Texto de leitura:
════════════════
Todas as formas de Yoga que se praticam hoje em dia têm neste autor uma referência obrigatória. Assim sendo, outras três perguntas que surgem neste quadro são de índole mais inquietante ainda. A primeira: foi Pátañjali de fato o autor do Yoga Sútra? Em caso afirmativo, ele fez alguma contribuição original ao Yoga ou foi apenas o compilador e o sistematizador das técnicas que se usavam em seu tempo? E a última questão: ele teria feito parte de um sampradaya, uma linhagem tradicional ou teria sido um reformador?
Sobre a questão de ver este autor como um compilador, temos as duas seguintes situações: por um lado, o Nirodha Samhitá, shástra atribuído a Hiranyagarbha, tido como patrono do Yoga, é chamado com freqüência Yogánushasanam ou o ‘Ensinamento do Yoga', exatamente as palavras com as quais Pátañjali inicia sua obra.

Segundo uma obra chamada Ahirbudhnya, Hiranyagarbha revelou o Yoga em duas escrituras: o Nirodha Samhitá e o Karma Samhitá. E, coincidentemente, Pátañjali usa o mesmo termo ‘nirodha' para definir o Yoga no seu segundo aforismo.

Se ele fez alguma contribuição original ao Yoga não sabemos, mas com certeza podemos afirmar que citou copiosamente fontes anteriores a ele mesmo. Fontes essas que, infelizmente, hoje em dia estão perdidas.
════════════════
Material fornecido:
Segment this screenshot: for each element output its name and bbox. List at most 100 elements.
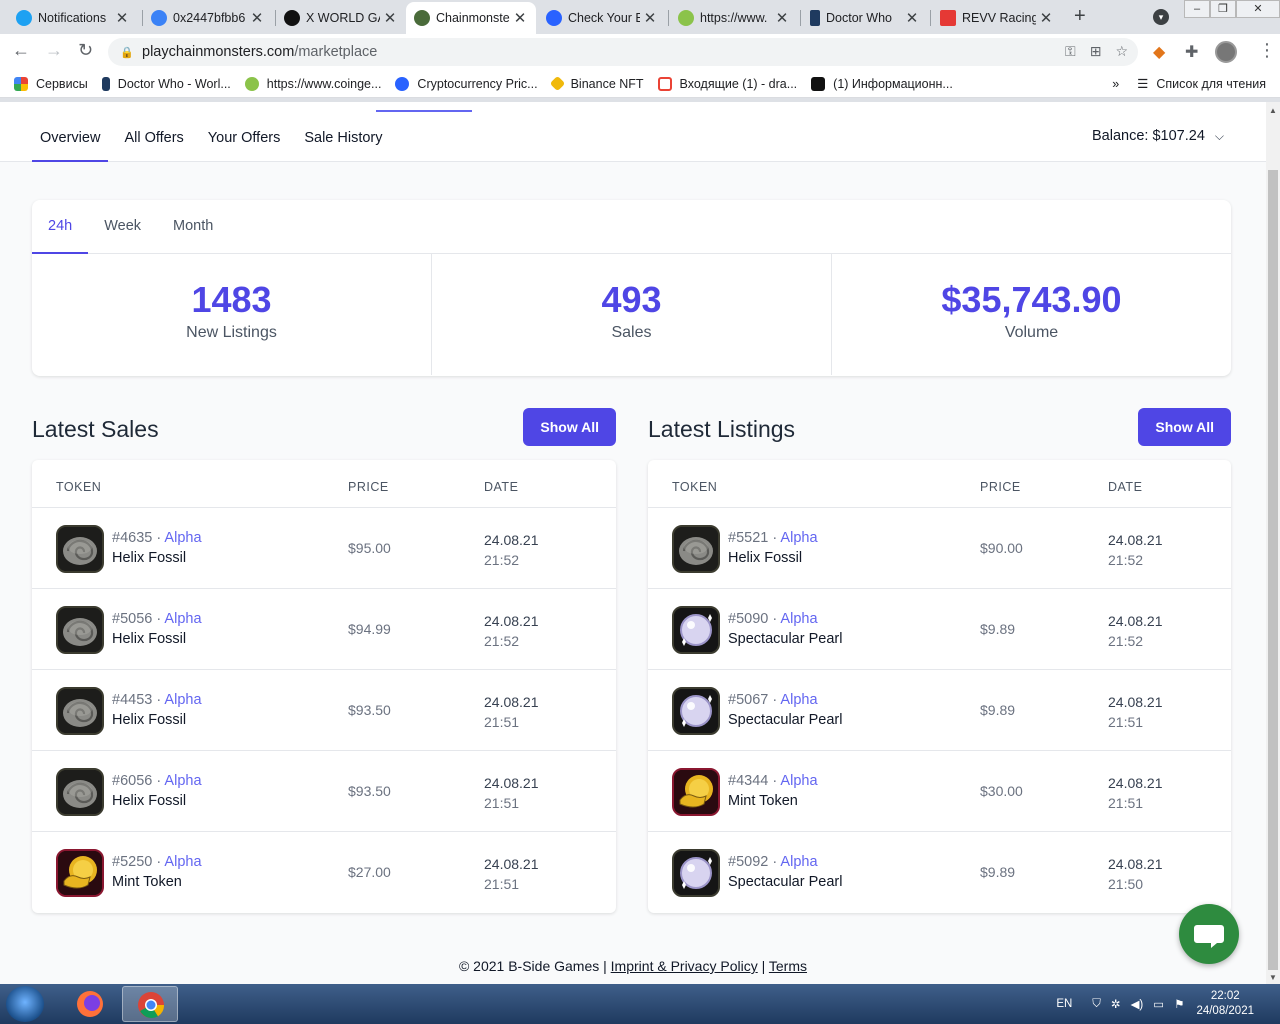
════════════════
Atualize o texto sobre Pátañjali: reproduza o trecho desde "Segundo uma obra" até "dia estão perdidas.", inclusive, trocando "copiosamente" por "abundantemente".

Segundo uma obra chamada Ahirbudhnya, Hiranyagarbha revelou o Yoga em duas escrituras: o Nirodha Samhitá e o Karma Samhitá. E, coincidentemente, Pátañjali usa o mesmo termo ‘nirodha' para definir o Yoga no seu segundo aforismo.

Se ele fez alguma contribuição original ao Yoga não sabemos, mas com certeza podemos afirmar que citou abundantemente fontes anteriores a ele mesmo. Fontes essas que, infelizmente, hoje em dia estão perdidas.